[PROVIDED RECORDS start]
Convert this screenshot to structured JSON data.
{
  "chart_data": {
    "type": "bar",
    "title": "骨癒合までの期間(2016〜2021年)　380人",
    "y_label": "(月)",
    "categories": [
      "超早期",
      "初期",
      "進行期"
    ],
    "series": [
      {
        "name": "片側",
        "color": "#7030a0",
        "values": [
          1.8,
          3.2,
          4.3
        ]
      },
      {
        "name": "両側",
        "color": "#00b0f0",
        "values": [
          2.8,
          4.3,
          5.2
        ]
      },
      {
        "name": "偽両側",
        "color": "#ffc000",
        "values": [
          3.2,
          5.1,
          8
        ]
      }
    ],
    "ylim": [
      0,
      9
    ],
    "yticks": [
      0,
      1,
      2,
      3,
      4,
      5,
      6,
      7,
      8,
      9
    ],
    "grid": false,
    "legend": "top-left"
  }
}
[PROVIDED RECORDS end]
PROBLEM -> Among the entries above, identify all lines with "color" and copy them.

OUTPUT FOR THIS TASK ->
        "color": "#7030a0",
        "color": "#00b0f0",
        "color": "#ffc000",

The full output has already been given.